THE TASK |
Count how many lines mention the word "zapraszamy". Write that number alone.
— BEGIN —
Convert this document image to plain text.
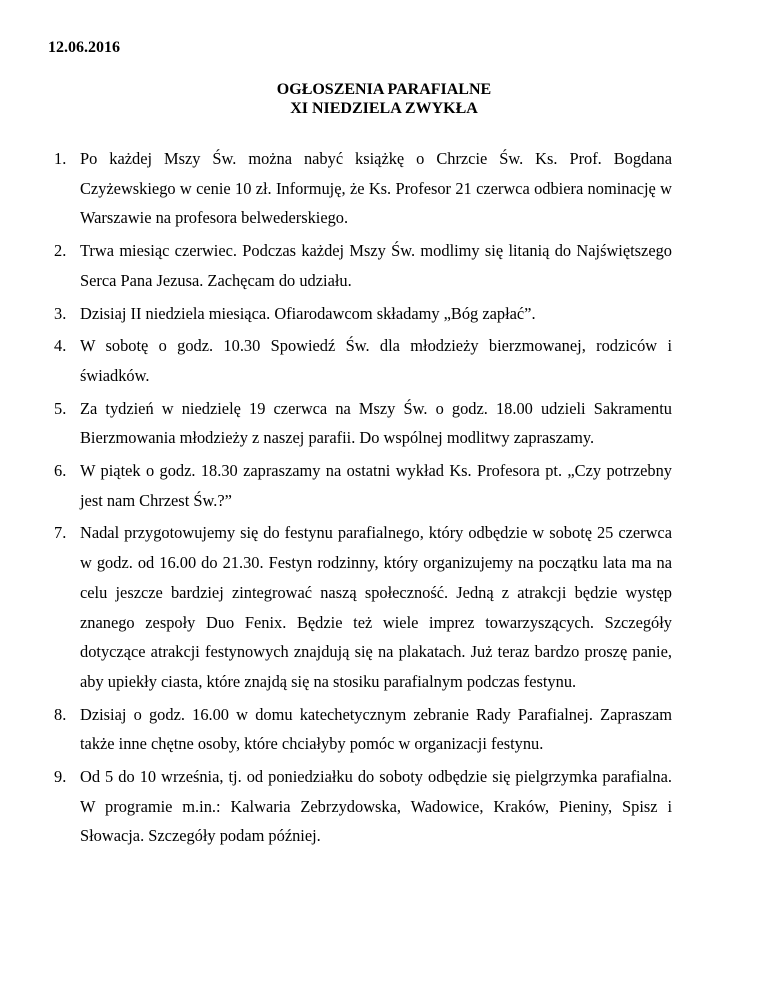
12.06.2016
OGŁOSZENIA PARAFIALNE
XI NIEDZIELA ZWYKŁA
1. Po każdej Mszy Św. można nabyć książkę o Chrzcie Św. Ks. Prof. Bogdana Czyżewskiego w cenie 10 zł. Informuję, że Ks. Profesor 21 czerwca odbiera nominację w Warszawie na profesora belwederskiego.
2. Trwa miesiąc czerwiec. Podczas każdej Mszy Św. modlimy się litanią do Najświętszego Serca Pana Jezusa. Zachęcam do udziału.
3. Dzisiaj II niedziela miesiąca. Ofiarodawcom składamy „Bóg zapłać”.
4. W sobotę o godz. 10.30 Spowiedź Św. dla młodzieży bierzmowanej, rodziców i świadków.
5. Za tydzień w niedzielę 19 czerwca na Mszy Św. o godz. 18.00 udzieli Sakramentu Bierzmowania młodzieży z naszej parafii. Do wspólnej modlitwy zapraszamy.
6. W piątek o godz. 18.30 zapraszamy na ostatni wykład Ks. Profesora pt. „Czy potrzebny jest nam Chrzest Św.?”
7. Nadal przygotowujemy się do festynu parafialnego, który odbędzie w sobotę 25 czerwca w godz. od 16.00 do 21.30. Festyn rodzinny, który organizujemy na początku lata ma na celu jeszcze bardziej zintegrować naszą społeczność. Jedną z atrakcji będzie występ znanego zespoły Duo Fenix. Będzie też wiele imprez towarzyszących. Szczegóły dotyczące atrakcji festynowych znajdują się na plakatach. Już teraz bardzo proszę panie, aby upiekły ciasta, które znajdą się na stosiku parafialnym podczas festynu.
8. Dzisiaj o godz. 16.00 w domu katechetycznym zebranie Rady Parafialnej. Zapraszam także inne chętne osoby, które chciałyby pomóc w organizacji festynu.
9. Od 5 do 10 września, tj. od poniedziałku do soboty odbędzie się pielgrzymka parafialna. W programie m.in.: Kalwaria Zebrzydowska, Wadowice, Kraków, Pieniny, Spisz i Słowacja. Szczegóły podam później.
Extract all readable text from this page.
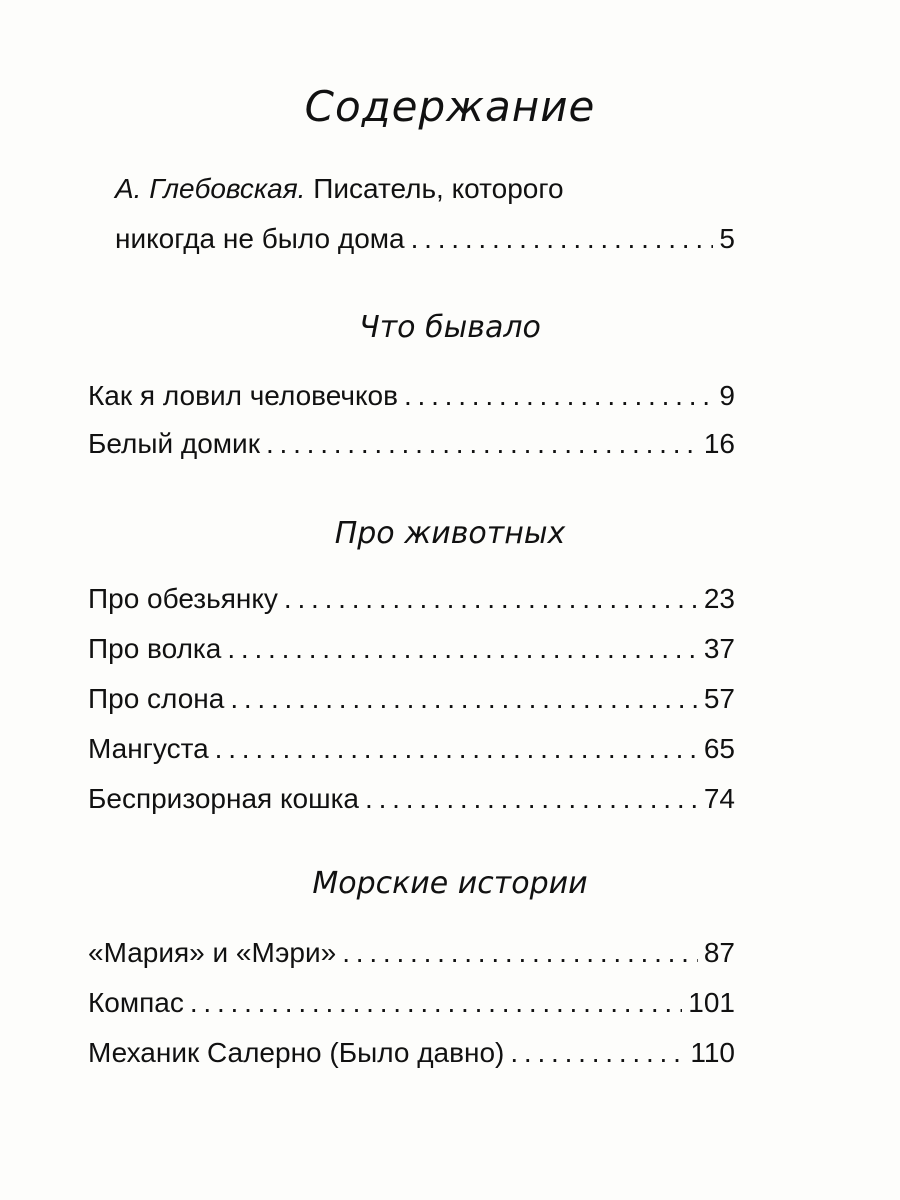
Содержание
А. Глебовская. Писатель, которого
никогда не было дома . . .	5
Что бывало
Как я ловил человечков . . .	9
Белый домик . . .	16
Про животных
Про обезьянку . . .	23
Про волка . . .	37
Про слона . . .	57
Мангуста . . .	65
Беспризорная кошка . . .	74
Морские истории
«Мария» и «Мэри» . . .	87
Компас . . .	101
Механик Салерно (Было давно) . . .	110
— END —
ANSWER |
2